> WHAT IS NEEDED: Count the lines containing "денег" in the entries underneath, and state that count without anything else.

> DATA TO USE:

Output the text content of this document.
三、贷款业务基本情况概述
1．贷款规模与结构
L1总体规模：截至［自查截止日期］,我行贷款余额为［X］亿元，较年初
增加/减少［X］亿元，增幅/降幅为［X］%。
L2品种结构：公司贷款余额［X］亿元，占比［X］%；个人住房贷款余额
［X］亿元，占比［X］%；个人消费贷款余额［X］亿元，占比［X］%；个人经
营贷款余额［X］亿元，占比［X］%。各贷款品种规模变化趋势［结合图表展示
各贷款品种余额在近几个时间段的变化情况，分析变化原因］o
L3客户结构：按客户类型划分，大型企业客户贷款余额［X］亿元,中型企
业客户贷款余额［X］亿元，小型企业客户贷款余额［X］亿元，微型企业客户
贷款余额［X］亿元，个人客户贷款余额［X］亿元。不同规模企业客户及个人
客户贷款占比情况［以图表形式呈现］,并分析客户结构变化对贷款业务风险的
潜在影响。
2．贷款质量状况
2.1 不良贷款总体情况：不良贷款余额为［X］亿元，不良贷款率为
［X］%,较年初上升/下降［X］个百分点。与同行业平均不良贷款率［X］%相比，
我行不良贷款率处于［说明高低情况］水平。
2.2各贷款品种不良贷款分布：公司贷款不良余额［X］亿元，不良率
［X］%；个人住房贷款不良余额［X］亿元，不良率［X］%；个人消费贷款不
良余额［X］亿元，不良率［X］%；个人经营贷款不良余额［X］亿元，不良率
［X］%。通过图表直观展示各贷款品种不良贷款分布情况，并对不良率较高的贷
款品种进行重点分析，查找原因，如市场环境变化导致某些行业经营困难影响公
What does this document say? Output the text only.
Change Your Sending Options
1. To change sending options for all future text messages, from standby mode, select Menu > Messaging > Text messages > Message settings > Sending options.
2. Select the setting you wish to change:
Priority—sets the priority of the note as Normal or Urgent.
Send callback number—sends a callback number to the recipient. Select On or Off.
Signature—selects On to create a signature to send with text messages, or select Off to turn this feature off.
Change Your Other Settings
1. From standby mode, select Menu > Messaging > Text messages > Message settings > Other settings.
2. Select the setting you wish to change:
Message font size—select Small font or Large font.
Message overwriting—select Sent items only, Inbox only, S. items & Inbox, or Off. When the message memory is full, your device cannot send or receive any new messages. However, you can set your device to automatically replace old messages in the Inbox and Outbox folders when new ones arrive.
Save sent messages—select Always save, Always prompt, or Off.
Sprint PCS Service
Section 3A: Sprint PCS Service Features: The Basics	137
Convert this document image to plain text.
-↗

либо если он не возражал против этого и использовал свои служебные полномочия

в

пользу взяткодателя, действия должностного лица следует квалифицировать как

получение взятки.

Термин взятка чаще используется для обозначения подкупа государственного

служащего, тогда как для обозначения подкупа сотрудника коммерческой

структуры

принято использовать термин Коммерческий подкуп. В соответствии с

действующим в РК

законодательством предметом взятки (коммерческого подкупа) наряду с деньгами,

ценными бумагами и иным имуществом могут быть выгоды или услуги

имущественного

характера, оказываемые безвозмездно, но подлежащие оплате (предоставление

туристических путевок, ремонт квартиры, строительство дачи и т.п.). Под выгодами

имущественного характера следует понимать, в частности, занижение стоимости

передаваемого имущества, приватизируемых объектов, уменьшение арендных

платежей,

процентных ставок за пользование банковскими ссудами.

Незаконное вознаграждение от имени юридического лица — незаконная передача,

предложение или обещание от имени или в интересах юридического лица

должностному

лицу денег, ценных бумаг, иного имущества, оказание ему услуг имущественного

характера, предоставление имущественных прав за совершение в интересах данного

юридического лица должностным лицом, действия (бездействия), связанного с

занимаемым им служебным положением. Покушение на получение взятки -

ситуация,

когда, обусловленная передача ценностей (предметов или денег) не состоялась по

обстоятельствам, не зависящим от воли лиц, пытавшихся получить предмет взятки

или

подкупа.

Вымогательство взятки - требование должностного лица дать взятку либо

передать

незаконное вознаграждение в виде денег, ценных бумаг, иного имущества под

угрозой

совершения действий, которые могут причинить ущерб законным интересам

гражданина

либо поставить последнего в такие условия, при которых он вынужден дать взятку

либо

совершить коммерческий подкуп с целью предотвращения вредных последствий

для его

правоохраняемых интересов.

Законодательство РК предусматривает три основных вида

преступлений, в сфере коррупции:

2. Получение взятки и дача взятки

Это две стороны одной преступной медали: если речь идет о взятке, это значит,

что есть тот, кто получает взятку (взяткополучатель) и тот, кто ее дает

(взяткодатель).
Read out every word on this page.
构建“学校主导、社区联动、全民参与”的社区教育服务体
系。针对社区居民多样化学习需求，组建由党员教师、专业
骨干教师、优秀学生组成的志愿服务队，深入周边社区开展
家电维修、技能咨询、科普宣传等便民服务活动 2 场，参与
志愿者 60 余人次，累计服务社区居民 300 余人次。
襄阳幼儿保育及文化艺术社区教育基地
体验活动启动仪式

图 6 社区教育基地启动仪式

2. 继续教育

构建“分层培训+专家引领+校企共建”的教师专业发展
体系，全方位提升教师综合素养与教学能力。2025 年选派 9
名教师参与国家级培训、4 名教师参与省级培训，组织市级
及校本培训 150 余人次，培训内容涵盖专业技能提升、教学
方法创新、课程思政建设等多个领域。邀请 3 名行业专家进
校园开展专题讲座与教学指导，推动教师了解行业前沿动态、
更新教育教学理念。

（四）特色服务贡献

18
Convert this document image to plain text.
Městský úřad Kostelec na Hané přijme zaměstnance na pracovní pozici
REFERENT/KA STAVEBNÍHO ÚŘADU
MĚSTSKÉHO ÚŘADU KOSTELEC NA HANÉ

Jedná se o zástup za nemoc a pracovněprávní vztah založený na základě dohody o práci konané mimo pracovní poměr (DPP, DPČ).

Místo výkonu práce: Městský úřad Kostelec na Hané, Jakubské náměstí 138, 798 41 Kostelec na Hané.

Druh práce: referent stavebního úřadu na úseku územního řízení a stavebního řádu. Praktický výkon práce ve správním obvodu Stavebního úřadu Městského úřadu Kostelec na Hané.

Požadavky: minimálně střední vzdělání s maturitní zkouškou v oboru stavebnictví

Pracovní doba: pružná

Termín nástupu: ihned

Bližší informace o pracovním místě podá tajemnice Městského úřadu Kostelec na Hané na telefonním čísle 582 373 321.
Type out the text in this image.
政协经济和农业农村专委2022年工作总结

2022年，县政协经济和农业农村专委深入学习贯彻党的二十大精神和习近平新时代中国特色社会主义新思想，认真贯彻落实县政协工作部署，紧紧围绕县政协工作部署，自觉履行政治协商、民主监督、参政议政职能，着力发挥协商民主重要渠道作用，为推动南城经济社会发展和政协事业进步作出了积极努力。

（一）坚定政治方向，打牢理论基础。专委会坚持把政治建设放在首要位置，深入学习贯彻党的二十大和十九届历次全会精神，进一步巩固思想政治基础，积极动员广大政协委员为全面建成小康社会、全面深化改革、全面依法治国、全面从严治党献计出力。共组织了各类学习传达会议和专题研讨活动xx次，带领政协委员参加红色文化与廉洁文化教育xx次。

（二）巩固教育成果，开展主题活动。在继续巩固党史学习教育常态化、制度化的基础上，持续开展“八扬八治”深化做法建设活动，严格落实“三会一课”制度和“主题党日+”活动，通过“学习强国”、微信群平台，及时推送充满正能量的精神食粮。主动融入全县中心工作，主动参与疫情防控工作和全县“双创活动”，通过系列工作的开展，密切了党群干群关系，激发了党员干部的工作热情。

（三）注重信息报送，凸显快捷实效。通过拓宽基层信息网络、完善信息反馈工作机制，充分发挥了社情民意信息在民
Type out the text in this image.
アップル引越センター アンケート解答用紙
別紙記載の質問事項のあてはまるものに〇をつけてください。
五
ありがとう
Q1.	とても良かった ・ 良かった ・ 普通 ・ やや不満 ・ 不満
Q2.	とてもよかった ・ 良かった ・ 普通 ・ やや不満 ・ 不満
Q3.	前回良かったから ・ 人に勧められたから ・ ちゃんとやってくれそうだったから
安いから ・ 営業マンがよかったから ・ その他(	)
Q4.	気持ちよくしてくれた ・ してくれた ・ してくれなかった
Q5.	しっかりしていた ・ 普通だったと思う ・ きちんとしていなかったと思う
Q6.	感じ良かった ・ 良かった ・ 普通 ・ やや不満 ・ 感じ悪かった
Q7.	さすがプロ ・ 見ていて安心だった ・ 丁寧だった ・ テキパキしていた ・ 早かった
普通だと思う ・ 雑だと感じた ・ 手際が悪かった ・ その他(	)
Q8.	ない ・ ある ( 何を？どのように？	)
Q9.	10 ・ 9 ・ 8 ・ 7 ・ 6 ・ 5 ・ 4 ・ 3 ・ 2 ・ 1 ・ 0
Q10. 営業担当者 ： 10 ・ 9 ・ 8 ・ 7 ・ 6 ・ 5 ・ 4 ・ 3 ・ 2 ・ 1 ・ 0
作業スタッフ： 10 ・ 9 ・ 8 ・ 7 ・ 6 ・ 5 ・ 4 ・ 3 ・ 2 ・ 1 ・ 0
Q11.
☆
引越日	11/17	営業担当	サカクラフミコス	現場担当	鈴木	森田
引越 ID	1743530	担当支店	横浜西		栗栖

> EXERCISE SOLUTION: 3